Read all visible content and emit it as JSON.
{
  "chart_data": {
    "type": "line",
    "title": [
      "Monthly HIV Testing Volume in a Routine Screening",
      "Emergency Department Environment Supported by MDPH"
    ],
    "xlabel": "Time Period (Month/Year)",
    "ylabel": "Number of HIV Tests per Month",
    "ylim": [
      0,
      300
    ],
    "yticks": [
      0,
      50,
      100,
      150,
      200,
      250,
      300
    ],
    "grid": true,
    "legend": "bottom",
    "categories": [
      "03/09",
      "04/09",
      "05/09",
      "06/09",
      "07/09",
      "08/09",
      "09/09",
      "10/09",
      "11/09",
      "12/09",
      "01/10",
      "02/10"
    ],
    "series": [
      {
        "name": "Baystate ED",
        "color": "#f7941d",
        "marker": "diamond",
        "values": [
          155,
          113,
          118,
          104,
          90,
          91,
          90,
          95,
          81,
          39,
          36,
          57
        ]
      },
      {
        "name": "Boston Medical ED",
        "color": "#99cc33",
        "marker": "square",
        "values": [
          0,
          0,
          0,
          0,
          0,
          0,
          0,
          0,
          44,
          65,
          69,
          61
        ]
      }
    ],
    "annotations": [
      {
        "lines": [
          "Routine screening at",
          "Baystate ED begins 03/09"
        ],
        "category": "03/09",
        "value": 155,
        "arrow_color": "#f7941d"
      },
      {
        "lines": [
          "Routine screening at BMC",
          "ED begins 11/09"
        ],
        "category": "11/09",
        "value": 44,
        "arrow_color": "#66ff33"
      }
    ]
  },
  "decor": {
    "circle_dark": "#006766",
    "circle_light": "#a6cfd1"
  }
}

* Written problem:
Transcribe the whole listing exactly.

* The reply:
Read all visible content and emit it as JSON.
{
  "chart_data": {
    "type": "line",
    "title": [
      "Monthly HIV Testing Volume in a Routine Screening",
      "Emergency Department Environment Supported by MDPH"
    ],
    "xlabel": "Time Period (Month/Year)",
    "ylabel": "Number of HIV Tests per Month",
    "ylim": [
      0,
      300
    ],
    "yticks": [
      0,
      50,
      100,
      150,
      200,
      250,
      300
    ],
    "grid": true,
    "legend": "bottom",
    "categories": [
      "03/09",
      "04/09",
      "05/09",
      "06/09",
      "07/09",
      "08/09",
      "09/09",
      "10/09",
      "11/09",
      "12/09",
      "01/10",
      "02/10"
    ],
    "series": [
      {
        "name": "Baystate ED",
        "color": "#f7941d",
        "marker": "diamond",
        "values": [
          155,
          113,
          118,
          104,
          90,
          91,
          90,
          95,
          81,
          39,
          36,
          57
        ]
      },
      {
        "name": "Boston Medical ED",
        "color": "#99cc33",
        "marker": "square",
        "values": [
          0,
          0,
          0,
          0,
          0,
          0,
          0,
          0,
          44,
          65,
          69,
          61
        ]
      }
    ],
    "annotations": [
      {
        "lines": [
          "Routine screening at",
          "Baystate ED begins 03/09"
        ],
        "category": "03/09",
        "value": 155,
        "arrow_color": "#f7941d"
      },
      {
        "lines": [
          "Routine screening at BMC",
          "ED begins 11/09"
        ],
        "category": "11/09",
        "value": 44,
        "arrow_color": "#66ff33"
      }
    ]
  },
  "decor": {
    "circle_dark": "#006766",
    "circle_light": "#a6cfd1"
  }
}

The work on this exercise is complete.